Stated goal:
Collect from the data below each line with "title".

Entries:
============================================================
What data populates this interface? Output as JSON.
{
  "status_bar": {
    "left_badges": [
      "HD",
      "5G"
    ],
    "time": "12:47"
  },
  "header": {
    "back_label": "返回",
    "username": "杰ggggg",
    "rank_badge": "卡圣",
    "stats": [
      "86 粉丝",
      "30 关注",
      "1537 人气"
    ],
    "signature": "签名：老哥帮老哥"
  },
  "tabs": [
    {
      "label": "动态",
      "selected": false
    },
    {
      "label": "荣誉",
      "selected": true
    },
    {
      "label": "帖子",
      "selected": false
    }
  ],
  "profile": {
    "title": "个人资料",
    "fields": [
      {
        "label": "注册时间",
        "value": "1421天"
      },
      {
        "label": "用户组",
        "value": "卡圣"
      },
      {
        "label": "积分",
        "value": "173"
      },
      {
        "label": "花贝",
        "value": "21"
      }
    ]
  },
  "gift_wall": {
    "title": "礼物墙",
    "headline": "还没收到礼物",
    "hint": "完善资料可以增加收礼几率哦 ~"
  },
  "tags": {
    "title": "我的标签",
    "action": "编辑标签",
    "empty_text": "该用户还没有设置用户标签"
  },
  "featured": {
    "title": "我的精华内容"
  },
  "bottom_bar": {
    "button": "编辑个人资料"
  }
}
============================================================
Solution to this problem:
    "title": "个人资料",
    "title": "礼物墙",
    "title": "我的标签",
    "title": "我的精华内容"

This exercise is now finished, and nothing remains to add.